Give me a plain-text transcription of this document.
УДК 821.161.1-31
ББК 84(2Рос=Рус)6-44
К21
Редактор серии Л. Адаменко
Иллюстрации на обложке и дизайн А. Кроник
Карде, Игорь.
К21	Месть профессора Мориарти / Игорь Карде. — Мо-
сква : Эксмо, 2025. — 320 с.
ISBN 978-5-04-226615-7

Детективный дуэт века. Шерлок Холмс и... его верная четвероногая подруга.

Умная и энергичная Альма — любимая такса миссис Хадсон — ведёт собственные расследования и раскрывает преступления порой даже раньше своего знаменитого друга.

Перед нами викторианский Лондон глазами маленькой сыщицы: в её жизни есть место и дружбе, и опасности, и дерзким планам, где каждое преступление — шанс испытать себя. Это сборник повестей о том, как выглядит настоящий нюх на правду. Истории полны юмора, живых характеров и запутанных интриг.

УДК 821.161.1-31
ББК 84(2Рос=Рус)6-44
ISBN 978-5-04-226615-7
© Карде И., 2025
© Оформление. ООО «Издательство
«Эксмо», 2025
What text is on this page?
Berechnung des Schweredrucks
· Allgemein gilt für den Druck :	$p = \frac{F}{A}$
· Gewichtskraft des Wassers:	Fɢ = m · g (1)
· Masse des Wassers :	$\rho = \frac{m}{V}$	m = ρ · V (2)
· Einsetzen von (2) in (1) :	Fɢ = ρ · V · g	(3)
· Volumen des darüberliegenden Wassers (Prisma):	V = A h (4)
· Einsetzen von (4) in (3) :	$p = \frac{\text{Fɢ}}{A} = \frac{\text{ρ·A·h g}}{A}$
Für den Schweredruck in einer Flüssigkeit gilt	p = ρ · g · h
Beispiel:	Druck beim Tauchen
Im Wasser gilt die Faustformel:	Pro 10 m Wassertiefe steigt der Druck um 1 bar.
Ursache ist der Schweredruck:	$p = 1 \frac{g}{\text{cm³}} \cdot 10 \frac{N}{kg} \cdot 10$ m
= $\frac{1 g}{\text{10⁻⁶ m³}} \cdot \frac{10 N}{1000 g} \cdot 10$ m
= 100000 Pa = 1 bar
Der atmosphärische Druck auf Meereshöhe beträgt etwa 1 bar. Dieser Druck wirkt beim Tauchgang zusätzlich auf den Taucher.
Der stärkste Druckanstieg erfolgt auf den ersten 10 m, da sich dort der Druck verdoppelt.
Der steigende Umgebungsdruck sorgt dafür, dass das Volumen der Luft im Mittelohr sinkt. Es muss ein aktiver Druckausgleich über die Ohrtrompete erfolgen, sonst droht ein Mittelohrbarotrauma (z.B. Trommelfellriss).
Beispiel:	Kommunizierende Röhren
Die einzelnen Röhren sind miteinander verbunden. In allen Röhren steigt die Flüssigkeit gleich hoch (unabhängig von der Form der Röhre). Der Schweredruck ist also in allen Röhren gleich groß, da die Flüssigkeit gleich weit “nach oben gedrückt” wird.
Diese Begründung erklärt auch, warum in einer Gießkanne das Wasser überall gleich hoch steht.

========================

Which lines hold the word "hoch"? Show each one.

Die einzelnen Röhren sind miteinander verbunden. In allen Röhren steigt die Flüssigkeit gleich hoch (unabhängig von der Form der Röhre). Der Schweredruck ist also in allen Röhren gleich groß, da die Flüssigkeit gleich weit “nach oben gedrückt” wird.
Diese Begründung erklärt auch, warum in einer Gießkanne das Wasser überall gleich hoch steht.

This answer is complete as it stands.